* Figure record extracts:

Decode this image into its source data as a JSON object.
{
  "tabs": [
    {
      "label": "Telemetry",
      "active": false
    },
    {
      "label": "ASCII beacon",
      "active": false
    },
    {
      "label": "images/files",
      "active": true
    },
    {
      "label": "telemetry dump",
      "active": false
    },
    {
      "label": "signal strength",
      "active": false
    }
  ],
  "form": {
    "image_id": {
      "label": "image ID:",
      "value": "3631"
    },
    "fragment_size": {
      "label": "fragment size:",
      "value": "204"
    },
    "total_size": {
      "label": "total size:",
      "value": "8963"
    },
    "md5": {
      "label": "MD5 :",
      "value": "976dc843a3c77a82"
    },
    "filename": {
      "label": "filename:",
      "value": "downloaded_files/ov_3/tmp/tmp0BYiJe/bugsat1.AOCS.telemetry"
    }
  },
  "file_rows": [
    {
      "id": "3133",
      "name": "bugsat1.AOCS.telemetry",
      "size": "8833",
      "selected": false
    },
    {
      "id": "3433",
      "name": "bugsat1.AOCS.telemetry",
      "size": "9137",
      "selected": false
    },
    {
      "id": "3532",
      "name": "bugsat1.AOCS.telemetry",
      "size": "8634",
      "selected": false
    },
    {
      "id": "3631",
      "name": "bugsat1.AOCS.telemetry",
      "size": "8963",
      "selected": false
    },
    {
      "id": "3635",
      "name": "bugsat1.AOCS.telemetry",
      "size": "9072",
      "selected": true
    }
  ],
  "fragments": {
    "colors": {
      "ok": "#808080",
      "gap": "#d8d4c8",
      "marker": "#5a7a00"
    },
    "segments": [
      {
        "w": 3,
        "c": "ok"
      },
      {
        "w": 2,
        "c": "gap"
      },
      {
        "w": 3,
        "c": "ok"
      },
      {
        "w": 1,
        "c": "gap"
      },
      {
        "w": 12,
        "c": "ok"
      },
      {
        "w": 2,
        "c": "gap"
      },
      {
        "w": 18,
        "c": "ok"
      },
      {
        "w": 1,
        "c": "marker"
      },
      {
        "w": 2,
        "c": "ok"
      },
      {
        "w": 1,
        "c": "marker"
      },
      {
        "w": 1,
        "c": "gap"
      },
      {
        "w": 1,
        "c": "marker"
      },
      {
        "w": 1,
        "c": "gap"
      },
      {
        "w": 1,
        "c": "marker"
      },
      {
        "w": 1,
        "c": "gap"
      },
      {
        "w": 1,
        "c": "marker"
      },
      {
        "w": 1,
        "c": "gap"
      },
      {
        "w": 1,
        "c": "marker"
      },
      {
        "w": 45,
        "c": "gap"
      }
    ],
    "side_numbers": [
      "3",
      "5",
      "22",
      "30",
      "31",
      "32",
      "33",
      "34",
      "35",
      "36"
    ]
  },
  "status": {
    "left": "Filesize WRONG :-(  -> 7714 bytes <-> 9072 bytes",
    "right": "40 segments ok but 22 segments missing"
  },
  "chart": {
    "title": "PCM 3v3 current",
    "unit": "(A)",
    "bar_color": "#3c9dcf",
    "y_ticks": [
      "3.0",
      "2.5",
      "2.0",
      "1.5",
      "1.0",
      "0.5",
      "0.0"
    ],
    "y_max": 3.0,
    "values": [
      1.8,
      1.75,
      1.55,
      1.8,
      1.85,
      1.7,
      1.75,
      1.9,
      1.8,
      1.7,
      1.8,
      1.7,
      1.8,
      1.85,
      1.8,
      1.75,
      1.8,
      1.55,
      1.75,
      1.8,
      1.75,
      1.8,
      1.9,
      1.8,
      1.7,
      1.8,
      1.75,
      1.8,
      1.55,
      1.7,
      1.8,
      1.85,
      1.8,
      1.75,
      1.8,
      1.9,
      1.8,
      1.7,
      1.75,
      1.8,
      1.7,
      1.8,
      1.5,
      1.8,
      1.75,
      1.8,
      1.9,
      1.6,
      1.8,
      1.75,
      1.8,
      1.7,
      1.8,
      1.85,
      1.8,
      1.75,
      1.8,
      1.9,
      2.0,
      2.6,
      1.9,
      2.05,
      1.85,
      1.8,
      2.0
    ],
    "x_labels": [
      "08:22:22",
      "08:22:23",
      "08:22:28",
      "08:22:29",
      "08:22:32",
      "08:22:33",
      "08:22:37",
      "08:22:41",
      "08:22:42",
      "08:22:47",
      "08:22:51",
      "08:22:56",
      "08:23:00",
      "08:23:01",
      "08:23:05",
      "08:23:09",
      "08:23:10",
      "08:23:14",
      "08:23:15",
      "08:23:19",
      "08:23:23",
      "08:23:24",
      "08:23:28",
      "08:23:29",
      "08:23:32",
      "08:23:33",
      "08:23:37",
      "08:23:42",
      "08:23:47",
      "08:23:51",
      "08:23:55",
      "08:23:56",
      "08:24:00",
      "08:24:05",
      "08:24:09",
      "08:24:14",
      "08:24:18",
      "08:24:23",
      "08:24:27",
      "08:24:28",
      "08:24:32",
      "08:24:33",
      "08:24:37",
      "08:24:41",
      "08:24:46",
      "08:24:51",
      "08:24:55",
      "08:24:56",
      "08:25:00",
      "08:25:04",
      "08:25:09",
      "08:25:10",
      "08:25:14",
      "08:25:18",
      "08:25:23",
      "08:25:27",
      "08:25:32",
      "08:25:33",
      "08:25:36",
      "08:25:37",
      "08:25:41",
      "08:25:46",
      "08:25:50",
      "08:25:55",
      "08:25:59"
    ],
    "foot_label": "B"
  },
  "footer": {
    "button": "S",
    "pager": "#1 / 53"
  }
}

* PROBLEM TO WORK ON: Please reproduce every line of the material word for word.

* CORRECT RESULT:
Decode this image into its source data as a JSON object.
{
  "tabs": [
    {
      "label": "Telemetry",
      "active": false
    },
    {
      "label": "ASCII beacon",
      "active": false
    },
    {
      "label": "images/files",
      "active": true
    },
    {
      "label": "telemetry dump",
      "active": false
    },
    {
      "label": "signal strength",
      "active": false
    }
  ],
  "form": {
    "image_id": {
      "label": "image ID:",
      "value": "3631"
    },
    "fragment_size": {
      "label": "fragment size:",
      "value": "204"
    },
    "total_size": {
      "label": "total size:",
      "value": "8963"
    },
    "md5": {
      "label": "MD5 :",
      "value": "976dc843a3c77a82"
    },
    "filename": {
      "label": "filename:",
      "value": "downloaded_files/ov_3/tmp/tmp0BYiJe/bugsat1.AOCS.telemetry"
    }
  },
  "file_rows": [
    {
      "id": "3133",
      "name": "bugsat1.AOCS.telemetry",
      "size": "8833",
      "selected": false
    },
    {
      "id": "3433",
      "name": "bugsat1.AOCS.telemetry",
      "size": "9137",
      "selected": false
    },
    {
      "id": "3532",
      "name": "bugsat1.AOCS.telemetry",
      "size": "8634",
      "selected": false
    },
    {
      "id": "3631",
      "name": "bugsat1.AOCS.telemetry",
      "size": "8963",
      "selected": false
    },
    {
      "id": "3635",
      "name": "bugsat1.AOCS.telemetry",
      "size": "9072",
      "selected": true
    }
  ],
  "fragments": {
    "colors": {
      "ok": "#808080",
      "gap": "#d8d4c8",
      "marker": "#5a7a00"
    },
    "segments": [
      {
        "w": 3,
        "c": "ok"
      },
      {
        "w": 2,
        "c": "gap"
      },
      {
        "w": 3,
        "c": "ok"
      },
      {
        "w": 1,
        "c": "gap"
      },
      {
        "w": 12,
        "c": "ok"
      },
      {
        "w": 2,
        "c": "gap"
      },
      {
        "w": 18,
        "c": "ok"
      },
      {
        "w": 1,
        "c": "marker"
      },
      {
        "w": 2,
        "c": "ok"
      },
      {
        "w": 1,
        "c": "marker"
      },
      {
        "w": 1,
        "c": "gap"
      },
      {
        "w": 1,
        "c": "marker"
      },
      {
        "w": 1,
        "c": "gap"
      },
      {
        "w": 1,
        "c": "marker"
      },
      {
        "w": 1,
        "c": "gap"
      },
      {
        "w": 1,
        "c": "marker"
      },
      {
        "w": 1,
        "c": "gap"
      },
      {
        "w": 1,
        "c": "marker"
      },
      {
        "w": 45,
        "c": "gap"
      }
    ],
    "side_numbers": [
      "3",
      "5",
      "22",
      "30",
      "31",
      "32",
      "33",
      "34",
      "35",
      "36"
    ]
  },
  "status": {
    "left": "Filesize WRONG :-(  -> 7714 bytes <-> 9072 bytes",
    "right": "40 segments ok but 22 segments missing"
  },
  "chart": {
    "title": "PCM 3v3 current",
    "unit": "(A)",
    "bar_color": "#3c9dcf",
    "y_ticks": [
      "3.0",
      "2.5",
      "2.0",
      "1.5",
      "1.0",
      "0.5",
      "0.0"
    ],
    "y_max": 3.0,
    "values": [
      1.8,
      1.75,
      1.55,
      1.8,
      1.85,
      1.7,
      1.75,
      1.9,
      1.8,
      1.7,
      1.8,
      1.7,
      1.8,
      1.85,
      1.8,
      1.75,
      1.8,
      1.55,
      1.75,
      1.8,
      1.75,
      1.8,
      1.9,
      1.8,
      1.7,
      1.8,
      1.75,
      1.8,
      1.55,
      1.7,
      1.8,
      1.85,
      1.8,
      1.75,
      1.8,
      1.9,
      1.8,
      1.7,
      1.75,
      1.8,
      1.7,
      1.8,
      1.5,
      1.8,
      1.75,
      1.8,
      1.9,
      1.6,
      1.8,
      1.75,
      1.8,
      1.7,
      1.8,
      1.85,
      1.8,
      1.75,
      1.8,
      1.9,
      2.0,
      2.6,
      1.9,
      2.05,
      1.85,
      1.8,
      2.0
    ],
    "x_labels": [
      "08:22:22",
      "08:22:23",
      "08:22:28",
      "08:22:29",
      "08:22:32",
      "08:22:33",
      "08:22:37",
      "08:22:41",
      "08:22:42",
      "08:22:47",
      "08:22:51",
      "08:22:56",
      "08:23:00",
      "08:23:01",
      "08:23:05",
      "08:23:09",
      "08:23:10",
      "08:23:14",
      "08:23:15",
      "08:23:19",
      "08:23:23",
      "08:23:24",
      "08:23:28",
      "08:23:29",
      "08:23:32",
      "08:23:33",
      "08:23:37",
      "08:23:42",
      "08:23:47",
      "08:23:51",
      "08:23:55",
      "08:23:56",
      "08:24:00",
      "08:24:05",
      "08:24:09",
      "08:24:14",
      "08:24:18",
      "08:24:23",
      "08:24:27",
      "08:24:28",
      "08:24:32",
      "08:24:33",
      "08:24:37",
      "08:24:41",
      "08:24:46",
      "08:24:51",
      "08:24:55",
      "08:24:56",
      "08:25:00",
      "08:25:04",
      "08:25:09",
      "08:25:10",
      "08:25:14",
      "08:25:18",
      "08:25:23",
      "08:25:27",
      "08:25:32",
      "08:25:33",
      "08:25:36",
      "08:25:37",
      "08:25:41",
      "08:25:46",
      "08:25:50",
      "08:25:55",
      "08:25:59"
    ],
    "foot_label": "B"
  },
  "footer": {
    "button": "S",
    "pager": "#1 / 53"
  }
}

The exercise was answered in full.